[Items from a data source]
++++
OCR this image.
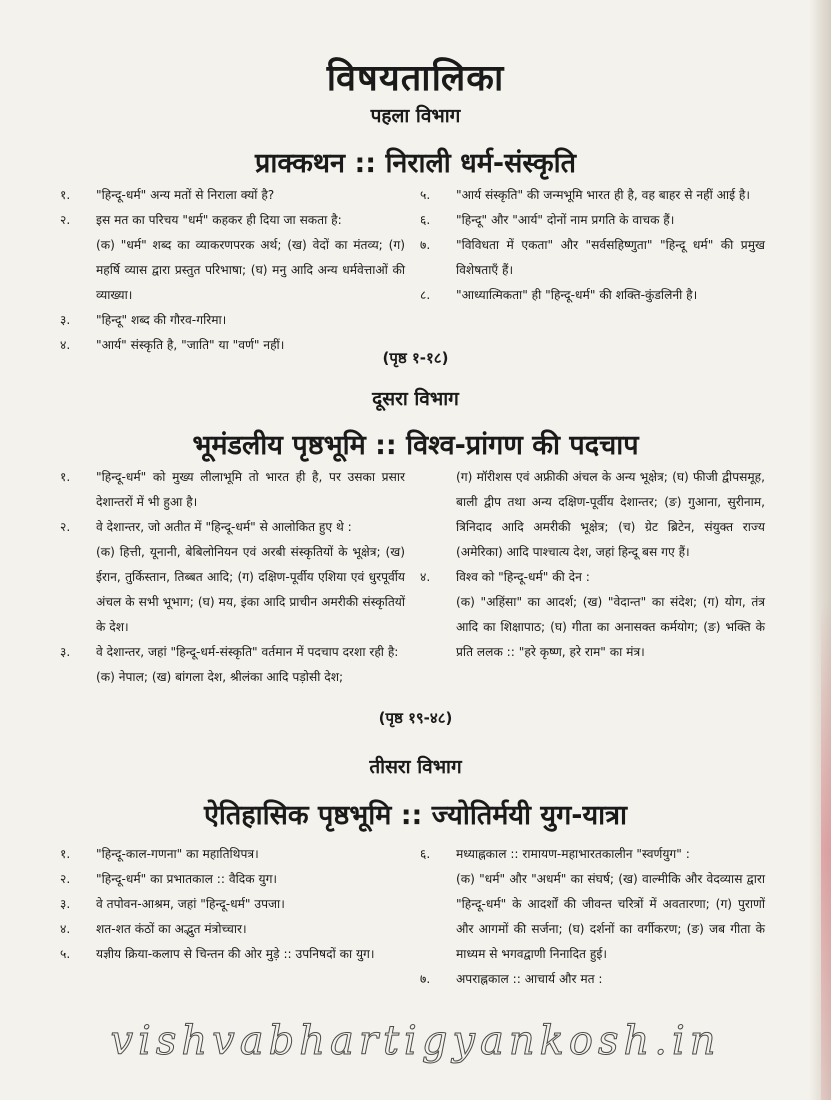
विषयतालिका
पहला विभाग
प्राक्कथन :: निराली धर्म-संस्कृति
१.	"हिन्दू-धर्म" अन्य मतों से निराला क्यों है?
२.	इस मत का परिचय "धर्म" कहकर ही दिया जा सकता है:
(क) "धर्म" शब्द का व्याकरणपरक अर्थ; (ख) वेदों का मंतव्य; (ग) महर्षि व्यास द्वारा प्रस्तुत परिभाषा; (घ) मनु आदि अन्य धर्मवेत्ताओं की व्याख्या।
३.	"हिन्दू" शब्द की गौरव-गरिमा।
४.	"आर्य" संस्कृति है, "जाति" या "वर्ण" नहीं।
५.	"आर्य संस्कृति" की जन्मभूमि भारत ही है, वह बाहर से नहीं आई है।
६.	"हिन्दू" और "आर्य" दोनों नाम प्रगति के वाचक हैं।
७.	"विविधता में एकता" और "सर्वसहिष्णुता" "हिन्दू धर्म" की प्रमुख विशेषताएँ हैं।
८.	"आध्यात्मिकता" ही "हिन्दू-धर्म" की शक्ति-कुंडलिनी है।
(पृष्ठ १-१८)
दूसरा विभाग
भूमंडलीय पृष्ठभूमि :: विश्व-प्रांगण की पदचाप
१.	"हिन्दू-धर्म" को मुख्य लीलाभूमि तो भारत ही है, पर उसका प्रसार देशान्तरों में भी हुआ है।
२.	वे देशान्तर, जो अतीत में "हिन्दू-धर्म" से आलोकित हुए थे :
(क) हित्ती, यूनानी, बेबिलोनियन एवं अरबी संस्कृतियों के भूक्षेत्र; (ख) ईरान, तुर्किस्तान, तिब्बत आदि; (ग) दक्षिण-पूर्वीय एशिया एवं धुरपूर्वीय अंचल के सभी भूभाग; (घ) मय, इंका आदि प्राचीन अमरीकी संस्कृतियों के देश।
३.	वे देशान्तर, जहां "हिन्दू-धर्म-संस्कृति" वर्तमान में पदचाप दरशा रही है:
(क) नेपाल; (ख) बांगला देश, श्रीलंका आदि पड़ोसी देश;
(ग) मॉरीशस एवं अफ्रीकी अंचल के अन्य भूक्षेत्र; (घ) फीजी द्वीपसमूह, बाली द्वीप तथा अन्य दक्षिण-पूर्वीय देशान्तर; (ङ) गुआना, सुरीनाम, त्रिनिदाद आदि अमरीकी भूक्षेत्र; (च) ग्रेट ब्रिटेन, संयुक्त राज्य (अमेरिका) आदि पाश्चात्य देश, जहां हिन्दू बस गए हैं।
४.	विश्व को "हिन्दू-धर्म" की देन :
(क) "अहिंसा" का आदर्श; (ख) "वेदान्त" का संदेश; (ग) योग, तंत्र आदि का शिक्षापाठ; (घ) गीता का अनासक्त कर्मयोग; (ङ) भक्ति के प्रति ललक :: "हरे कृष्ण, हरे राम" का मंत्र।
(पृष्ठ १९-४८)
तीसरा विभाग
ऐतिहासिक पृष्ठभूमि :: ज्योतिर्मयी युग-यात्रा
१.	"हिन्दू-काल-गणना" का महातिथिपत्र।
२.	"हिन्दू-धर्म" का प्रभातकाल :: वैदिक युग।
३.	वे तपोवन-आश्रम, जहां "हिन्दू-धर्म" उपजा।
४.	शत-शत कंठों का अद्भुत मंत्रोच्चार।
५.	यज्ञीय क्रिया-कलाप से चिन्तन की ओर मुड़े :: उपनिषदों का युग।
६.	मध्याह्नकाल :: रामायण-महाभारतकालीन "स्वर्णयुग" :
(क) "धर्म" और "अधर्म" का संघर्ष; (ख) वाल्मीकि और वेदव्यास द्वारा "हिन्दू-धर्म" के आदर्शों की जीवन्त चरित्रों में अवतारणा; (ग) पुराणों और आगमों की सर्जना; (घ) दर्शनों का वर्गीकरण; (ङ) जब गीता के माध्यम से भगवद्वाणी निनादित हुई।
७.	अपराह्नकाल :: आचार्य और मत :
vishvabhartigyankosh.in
++++
## Task statement
Reproduce every record above exactly, but leave out the pictures.

## Output
OCR this image.
विषयतालिका
पहला विभाग
प्राक्कथन :: निराली धर्म-संस्कृति
१.	"हिन्दू-धर्म" अन्य मतों से निराला क्यों है?
२.	इस मत का परिचय "धर्म" कहकर ही दिया जा सकता है:
(क) "धर्म" शब्द का व्याकरणपरक अर्थ; (ख) वेदों का मंतव्य; (ग) महर्षि व्यास द्वारा प्रस्तुत परिभाषा; (घ) मनु आदि अन्य धर्मवेत्ताओं की व्याख्या।
३.	"हिन्दू" शब्द की गौरव-गरिमा।
४.	"आर्य" संस्कृति है, "जाति" या "वर्ण" नहीं।
५.	"आर्य संस्कृति" की जन्मभूमि भारत ही है, वह बाहर से नहीं आई है।
६.	"हिन्दू" और "आर्य" दोनों नाम प्रगति के वाचक हैं।
७.	"विविधता में एकता" और "सर्वसहिष्णुता" "हिन्दू धर्म" की प्रमुख विशेषताएँ हैं।
८.	"आध्यात्मिकता" ही "हिन्दू-धर्म" की शक्ति-कुंडलिनी है।
(पृष्ठ १-१८)
दूसरा विभाग
भूमंडलीय पृष्ठभूमि :: विश्व-प्रांगण की पदचाप
१.	"हिन्दू-धर्म" को मुख्य लीलाभूमि तो भारत ही है, पर उसका प्रसार देशान्तरों में भी हुआ है।
२.	वे देशान्तर, जो अतीत में "हिन्दू-धर्म" से आलोकित हुए थे :
(क) हित्ती, यूनानी, बेबिलोनियन एवं अरबी संस्कृतियों के भूक्षेत्र; (ख) ईरान, तुर्किस्तान, तिब्बत आदि; (ग) दक्षिण-पूर्वीय एशिया एवं धुरपूर्वीय अंचल के सभी भूभाग; (घ) मय, इंका आदि प्राचीन अमरीकी संस्कृतियों के देश।
३.	वे देशान्तर, जहां "हिन्दू-धर्म-संस्कृति" वर्तमान में पदचाप दरशा रही है:
(क) नेपाल; (ख) बांगला देश, श्रीलंका आदि पड़ोसी देश;
(ग) मॉरीशस एवं अफ्रीकी अंचल के अन्य भूक्षेत्र; (घ) फीजी द्वीपसमूह, बाली द्वीप तथा अन्य दक्षिण-पूर्वीय देशान्तर; (ङ) गुआना, सुरीनाम, त्रिनिदाद आदि अमरीकी भूक्षेत्र; (च) ग्रेट ब्रिटेन, संयुक्त राज्य (अमेरिका) आदि पाश्चात्य देश, जहां हिन्दू बस गए हैं।
४.	विश्व को "हिन्दू-धर्म" की देन :
(क) "अहिंसा" का आदर्श; (ख) "वेदान्त" का संदेश; (ग) योग, तंत्र आदि का शिक्षापाठ; (घ) गीता का अनासक्त कर्मयोग; (ङ) भक्ति के प्रति ललक :: "हरे कृष्ण, हरे राम" का मंत्र।
(पृष्ठ १९-४८)
तीसरा विभाग
ऐतिहासिक पृष्ठभूमि :: ज्योतिर्मयी युग-यात्रा
१.	"हिन्दू-काल-गणना" का महातिथिपत्र।
२.	"हिन्दू-धर्म" का प्रभातकाल :: वैदिक युग।
३.	वे तपोवन-आश्रम, जहां "हिन्दू-धर्म" उपजा।
४.	शत-शत कंठों का अद्भुत मंत्रोच्चार।
५.	यज्ञीय क्रिया-कलाप से चिन्तन की ओर मुड़े :: उपनिषदों का युग।
६.	मध्याह्नकाल :: रामायण-महाभारतकालीन "स्वर्णयुग" :
(क) "धर्म" और "अधर्म" का संघर्ष; (ख) वाल्मीकि और वेदव्यास द्वारा "हिन्दू-धर्म" के आदर्शों की जीवन्त चरित्रों में अवतारणा; (ग) पुराणों और आगमों की सर्जना; (घ) दर्शनों का वर्गीकरण; (ङ) जब गीता के माध्यम से भगवद्वाणी निनादित हुई।
७.	अपराह्नकाल :: आचार्य और मत :
vishvabhartigyankosh.in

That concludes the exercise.